*Your task*.
Go through the records and copy each line where the word "question" occurs.

*Supplied records*.

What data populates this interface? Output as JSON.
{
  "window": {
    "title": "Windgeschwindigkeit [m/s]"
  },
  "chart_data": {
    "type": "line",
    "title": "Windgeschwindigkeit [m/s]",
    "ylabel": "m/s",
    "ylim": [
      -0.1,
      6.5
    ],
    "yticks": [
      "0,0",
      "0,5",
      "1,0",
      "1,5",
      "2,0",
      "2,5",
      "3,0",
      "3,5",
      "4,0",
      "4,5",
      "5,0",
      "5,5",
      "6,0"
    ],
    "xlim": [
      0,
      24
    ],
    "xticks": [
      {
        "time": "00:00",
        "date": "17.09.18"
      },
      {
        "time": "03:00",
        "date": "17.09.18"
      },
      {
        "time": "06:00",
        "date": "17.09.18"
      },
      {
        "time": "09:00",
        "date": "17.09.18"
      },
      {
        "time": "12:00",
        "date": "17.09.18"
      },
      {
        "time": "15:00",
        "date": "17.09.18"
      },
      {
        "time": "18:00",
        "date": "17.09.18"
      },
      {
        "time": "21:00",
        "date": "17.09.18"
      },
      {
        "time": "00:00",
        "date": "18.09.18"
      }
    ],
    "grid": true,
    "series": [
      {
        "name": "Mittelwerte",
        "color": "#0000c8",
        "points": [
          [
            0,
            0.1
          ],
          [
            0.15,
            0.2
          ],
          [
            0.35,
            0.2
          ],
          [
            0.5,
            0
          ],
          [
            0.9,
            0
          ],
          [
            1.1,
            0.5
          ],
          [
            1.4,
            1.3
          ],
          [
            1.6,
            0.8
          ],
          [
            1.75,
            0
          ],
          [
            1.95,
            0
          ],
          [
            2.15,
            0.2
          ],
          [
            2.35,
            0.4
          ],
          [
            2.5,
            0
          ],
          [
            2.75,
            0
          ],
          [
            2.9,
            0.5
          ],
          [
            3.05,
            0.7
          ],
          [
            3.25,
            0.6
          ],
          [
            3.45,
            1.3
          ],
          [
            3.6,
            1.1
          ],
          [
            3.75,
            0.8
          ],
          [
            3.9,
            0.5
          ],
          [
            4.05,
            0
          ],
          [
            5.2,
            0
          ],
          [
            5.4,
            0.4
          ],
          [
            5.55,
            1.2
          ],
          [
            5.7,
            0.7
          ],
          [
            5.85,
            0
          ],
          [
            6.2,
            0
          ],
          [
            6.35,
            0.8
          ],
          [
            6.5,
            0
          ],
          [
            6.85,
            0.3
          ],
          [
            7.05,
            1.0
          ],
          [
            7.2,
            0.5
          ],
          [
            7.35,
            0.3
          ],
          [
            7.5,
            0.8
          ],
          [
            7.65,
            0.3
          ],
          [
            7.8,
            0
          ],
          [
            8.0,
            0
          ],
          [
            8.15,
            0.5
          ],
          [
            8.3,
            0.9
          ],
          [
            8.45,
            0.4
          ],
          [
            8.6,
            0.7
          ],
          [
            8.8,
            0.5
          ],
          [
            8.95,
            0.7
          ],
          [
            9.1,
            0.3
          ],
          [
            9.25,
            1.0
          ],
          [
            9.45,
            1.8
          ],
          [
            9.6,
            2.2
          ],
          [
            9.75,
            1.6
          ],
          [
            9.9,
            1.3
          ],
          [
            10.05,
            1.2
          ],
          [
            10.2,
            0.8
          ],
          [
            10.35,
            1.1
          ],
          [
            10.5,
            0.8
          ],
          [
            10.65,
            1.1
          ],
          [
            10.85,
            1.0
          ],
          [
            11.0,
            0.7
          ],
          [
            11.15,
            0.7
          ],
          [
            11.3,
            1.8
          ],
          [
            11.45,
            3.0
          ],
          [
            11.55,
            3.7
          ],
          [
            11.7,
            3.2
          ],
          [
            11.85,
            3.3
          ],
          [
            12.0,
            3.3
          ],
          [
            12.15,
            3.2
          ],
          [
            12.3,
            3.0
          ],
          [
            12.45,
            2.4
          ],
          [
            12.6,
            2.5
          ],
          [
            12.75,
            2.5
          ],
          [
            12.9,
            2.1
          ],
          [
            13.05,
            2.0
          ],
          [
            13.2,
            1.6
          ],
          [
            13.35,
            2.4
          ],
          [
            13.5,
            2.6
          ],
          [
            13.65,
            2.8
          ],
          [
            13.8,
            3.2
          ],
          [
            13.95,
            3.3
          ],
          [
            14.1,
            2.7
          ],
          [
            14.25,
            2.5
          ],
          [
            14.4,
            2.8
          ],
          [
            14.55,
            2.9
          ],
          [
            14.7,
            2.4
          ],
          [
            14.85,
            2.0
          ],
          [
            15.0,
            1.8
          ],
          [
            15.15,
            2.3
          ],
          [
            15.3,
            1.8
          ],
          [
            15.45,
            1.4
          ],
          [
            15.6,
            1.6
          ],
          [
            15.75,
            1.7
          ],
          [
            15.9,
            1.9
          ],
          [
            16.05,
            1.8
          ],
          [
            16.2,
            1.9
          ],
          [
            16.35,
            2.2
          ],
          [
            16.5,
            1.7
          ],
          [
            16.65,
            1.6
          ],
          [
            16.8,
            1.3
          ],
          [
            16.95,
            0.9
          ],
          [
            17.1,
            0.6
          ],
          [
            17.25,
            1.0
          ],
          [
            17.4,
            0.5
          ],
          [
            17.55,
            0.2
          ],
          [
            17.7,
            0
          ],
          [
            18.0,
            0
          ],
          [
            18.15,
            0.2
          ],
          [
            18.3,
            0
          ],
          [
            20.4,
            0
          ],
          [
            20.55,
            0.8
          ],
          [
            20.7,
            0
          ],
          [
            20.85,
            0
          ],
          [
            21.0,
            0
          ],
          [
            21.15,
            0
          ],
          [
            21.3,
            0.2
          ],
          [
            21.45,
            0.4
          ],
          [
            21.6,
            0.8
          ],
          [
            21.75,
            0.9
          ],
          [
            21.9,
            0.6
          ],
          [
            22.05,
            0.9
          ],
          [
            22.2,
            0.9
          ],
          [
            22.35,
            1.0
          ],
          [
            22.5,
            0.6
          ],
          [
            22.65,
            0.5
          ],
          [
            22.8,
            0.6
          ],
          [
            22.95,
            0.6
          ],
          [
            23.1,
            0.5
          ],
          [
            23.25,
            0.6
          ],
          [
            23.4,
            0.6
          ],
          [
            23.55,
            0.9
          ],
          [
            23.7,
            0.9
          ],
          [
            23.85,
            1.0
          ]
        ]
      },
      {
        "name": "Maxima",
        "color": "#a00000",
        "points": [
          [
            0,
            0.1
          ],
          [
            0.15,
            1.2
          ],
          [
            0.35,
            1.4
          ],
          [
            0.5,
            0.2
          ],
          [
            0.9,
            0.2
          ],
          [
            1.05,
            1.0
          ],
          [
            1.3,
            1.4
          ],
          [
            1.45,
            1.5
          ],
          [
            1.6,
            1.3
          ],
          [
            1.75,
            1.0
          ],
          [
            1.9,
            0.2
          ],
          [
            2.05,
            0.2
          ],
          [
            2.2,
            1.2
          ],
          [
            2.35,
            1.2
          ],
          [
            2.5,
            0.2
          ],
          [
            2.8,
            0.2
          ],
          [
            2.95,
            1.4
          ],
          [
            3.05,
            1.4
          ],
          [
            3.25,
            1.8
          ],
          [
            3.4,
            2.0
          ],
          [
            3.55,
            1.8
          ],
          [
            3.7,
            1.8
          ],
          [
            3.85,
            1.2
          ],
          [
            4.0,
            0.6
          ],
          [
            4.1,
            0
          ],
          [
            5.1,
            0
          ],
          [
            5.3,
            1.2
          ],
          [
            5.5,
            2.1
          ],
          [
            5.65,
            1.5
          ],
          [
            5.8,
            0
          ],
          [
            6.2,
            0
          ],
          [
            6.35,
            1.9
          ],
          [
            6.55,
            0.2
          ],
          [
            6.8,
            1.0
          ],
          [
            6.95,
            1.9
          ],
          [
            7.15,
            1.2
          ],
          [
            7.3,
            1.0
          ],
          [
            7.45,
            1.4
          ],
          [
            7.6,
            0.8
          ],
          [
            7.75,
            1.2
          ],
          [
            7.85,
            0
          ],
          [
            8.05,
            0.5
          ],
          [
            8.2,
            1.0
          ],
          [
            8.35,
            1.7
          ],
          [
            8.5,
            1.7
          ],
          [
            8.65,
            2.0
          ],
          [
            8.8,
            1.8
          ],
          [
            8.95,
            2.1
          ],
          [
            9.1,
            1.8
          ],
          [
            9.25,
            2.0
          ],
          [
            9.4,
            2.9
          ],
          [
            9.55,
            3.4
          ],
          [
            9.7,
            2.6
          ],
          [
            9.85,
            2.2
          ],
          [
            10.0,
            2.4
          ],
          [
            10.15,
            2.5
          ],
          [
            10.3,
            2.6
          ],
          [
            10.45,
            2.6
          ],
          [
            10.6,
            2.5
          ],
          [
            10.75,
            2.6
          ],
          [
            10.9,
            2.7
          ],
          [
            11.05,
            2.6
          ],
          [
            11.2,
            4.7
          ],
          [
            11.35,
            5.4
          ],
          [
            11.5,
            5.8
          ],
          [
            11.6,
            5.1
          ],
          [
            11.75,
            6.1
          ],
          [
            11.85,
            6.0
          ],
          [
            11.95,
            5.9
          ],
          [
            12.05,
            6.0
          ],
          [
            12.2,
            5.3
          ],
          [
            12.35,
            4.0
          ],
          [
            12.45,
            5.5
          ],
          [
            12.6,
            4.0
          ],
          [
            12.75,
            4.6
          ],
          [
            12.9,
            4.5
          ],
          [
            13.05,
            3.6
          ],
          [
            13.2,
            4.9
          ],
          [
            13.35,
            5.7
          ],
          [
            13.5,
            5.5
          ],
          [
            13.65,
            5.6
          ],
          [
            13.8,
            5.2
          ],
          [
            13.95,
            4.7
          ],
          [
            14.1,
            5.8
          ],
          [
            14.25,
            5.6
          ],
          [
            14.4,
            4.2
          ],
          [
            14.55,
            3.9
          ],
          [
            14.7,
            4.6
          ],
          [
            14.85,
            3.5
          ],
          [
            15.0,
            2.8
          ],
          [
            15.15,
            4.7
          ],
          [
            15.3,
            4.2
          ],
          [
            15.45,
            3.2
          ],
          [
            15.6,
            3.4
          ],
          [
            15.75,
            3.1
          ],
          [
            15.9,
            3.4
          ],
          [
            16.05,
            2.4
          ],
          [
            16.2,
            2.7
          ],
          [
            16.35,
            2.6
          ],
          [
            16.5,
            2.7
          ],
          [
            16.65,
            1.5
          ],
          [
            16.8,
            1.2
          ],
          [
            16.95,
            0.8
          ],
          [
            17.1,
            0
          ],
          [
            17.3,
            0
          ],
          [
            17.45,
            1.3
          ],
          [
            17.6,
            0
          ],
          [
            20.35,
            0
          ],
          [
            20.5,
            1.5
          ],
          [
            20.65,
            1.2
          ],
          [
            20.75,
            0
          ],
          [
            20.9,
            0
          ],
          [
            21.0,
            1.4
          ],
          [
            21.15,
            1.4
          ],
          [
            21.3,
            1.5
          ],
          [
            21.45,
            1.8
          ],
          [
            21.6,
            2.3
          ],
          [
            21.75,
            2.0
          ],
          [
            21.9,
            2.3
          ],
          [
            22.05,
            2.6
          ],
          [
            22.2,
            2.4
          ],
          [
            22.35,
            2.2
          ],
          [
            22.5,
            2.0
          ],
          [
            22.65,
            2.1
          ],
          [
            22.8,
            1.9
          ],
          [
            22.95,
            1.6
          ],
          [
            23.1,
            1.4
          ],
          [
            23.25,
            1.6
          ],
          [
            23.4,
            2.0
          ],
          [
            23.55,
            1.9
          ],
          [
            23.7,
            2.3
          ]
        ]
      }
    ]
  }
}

...

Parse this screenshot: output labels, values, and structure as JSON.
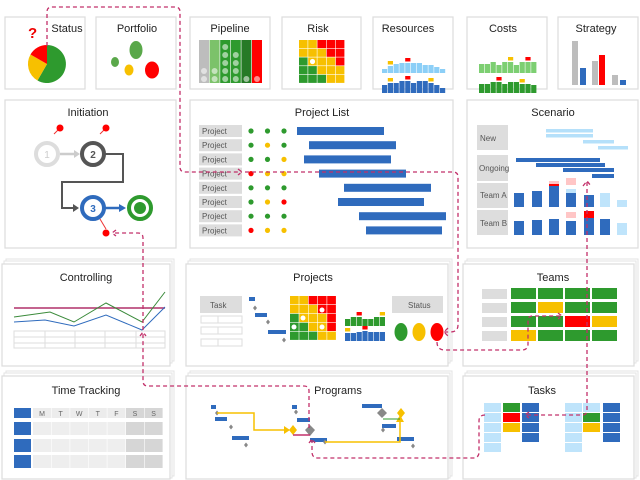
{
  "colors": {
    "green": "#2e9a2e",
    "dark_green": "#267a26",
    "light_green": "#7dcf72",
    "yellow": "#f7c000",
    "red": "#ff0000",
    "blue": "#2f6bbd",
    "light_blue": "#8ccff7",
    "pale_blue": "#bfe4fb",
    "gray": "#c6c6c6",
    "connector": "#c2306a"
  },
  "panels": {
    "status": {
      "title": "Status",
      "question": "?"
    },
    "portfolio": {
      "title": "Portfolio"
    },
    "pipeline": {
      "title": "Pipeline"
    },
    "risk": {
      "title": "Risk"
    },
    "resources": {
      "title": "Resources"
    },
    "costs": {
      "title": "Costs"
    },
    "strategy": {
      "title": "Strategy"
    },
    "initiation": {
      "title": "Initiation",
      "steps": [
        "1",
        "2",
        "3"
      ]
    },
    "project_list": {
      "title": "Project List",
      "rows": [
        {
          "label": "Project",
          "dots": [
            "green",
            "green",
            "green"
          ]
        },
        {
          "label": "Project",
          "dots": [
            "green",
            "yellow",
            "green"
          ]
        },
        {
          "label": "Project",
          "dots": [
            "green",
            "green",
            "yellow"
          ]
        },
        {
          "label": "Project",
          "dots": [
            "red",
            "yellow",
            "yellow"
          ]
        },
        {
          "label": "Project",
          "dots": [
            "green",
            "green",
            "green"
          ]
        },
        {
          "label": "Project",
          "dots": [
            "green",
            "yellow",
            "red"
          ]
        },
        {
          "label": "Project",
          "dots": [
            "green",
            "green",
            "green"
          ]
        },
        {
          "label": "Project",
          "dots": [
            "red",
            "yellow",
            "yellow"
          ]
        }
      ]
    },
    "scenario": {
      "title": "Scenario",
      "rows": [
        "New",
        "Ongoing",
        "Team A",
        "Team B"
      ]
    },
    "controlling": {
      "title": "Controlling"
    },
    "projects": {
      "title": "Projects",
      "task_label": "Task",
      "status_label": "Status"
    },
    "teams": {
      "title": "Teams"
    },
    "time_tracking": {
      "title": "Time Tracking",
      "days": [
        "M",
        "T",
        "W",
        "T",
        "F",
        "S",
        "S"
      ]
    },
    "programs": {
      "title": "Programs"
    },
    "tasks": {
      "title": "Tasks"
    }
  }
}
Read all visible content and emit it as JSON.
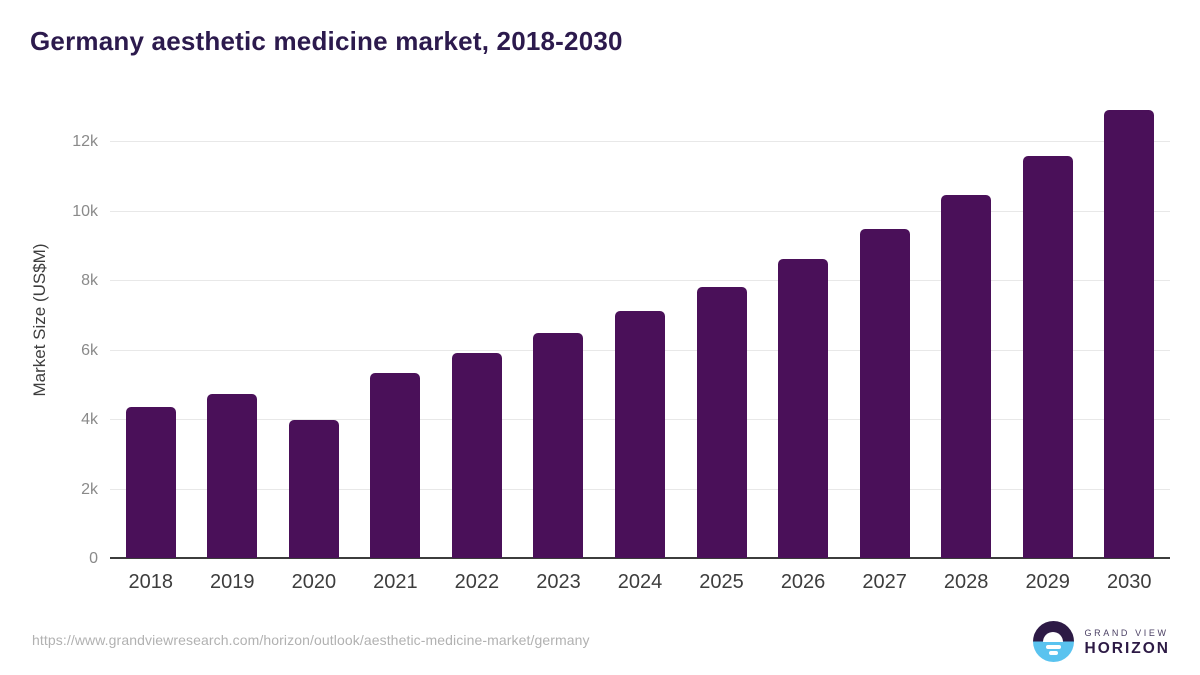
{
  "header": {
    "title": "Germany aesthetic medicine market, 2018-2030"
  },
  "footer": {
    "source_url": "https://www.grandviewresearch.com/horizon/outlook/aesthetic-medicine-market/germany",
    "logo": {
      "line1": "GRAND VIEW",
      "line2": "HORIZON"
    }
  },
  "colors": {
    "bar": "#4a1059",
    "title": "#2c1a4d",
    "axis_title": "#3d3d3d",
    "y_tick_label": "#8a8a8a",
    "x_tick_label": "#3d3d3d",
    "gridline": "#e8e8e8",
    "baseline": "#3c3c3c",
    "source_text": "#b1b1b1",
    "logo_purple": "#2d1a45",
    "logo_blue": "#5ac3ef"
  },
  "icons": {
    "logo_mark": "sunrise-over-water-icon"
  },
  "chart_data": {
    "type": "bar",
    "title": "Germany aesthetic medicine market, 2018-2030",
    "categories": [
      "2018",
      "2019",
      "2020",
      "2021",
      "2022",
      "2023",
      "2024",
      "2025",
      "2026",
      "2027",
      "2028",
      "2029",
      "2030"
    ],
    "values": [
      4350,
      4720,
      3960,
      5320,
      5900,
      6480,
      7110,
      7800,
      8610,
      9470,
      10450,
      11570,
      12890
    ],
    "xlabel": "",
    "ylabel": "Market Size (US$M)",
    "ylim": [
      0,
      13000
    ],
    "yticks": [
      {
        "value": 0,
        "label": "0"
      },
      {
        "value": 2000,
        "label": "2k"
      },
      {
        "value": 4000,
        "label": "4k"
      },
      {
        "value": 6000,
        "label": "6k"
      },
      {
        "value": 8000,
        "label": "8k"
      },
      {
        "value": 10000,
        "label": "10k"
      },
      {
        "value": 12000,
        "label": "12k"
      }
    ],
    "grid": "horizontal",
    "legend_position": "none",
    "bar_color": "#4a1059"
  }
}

--

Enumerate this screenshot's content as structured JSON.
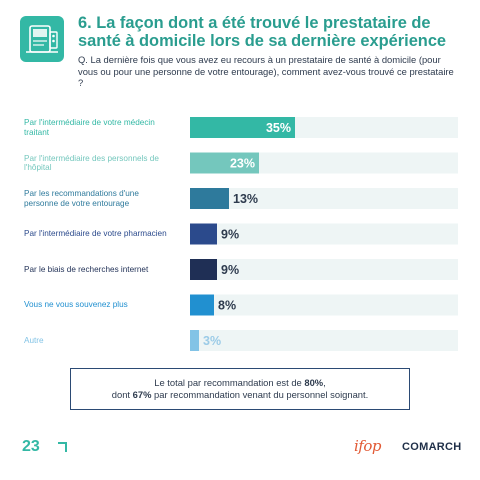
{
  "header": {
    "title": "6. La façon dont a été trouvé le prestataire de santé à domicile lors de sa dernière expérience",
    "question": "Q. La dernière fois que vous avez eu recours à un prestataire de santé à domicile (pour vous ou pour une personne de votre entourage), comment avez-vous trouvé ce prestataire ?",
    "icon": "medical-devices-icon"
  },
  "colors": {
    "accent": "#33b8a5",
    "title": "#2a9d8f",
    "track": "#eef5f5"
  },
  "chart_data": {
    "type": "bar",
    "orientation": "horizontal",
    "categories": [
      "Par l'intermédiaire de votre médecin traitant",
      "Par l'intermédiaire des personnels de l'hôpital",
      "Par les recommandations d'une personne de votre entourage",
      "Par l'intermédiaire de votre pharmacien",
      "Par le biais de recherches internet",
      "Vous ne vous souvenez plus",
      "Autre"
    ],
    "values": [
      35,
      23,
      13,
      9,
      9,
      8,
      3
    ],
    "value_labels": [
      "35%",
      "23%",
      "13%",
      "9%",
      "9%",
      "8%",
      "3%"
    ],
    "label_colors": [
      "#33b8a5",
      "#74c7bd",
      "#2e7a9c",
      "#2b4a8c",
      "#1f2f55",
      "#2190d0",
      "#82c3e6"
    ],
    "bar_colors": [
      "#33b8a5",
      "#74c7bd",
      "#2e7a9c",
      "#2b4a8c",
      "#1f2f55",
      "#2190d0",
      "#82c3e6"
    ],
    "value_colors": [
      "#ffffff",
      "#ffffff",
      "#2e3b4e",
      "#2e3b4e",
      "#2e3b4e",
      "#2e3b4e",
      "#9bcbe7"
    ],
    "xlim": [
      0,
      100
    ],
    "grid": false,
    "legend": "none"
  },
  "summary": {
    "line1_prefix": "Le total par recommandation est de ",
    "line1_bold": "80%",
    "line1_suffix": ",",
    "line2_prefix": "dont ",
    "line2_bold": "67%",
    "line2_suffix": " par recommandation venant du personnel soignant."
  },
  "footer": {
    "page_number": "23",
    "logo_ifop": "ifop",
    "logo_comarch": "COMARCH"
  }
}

*Exercise solution*.
      "question": "?"
    "question": "Q. La dernière fois que vous avez eu recours à un prestataire de santé à domicile (pour vous ou pour une personne de votre entourage), comment avez-vous trouvé ce prestataire ?",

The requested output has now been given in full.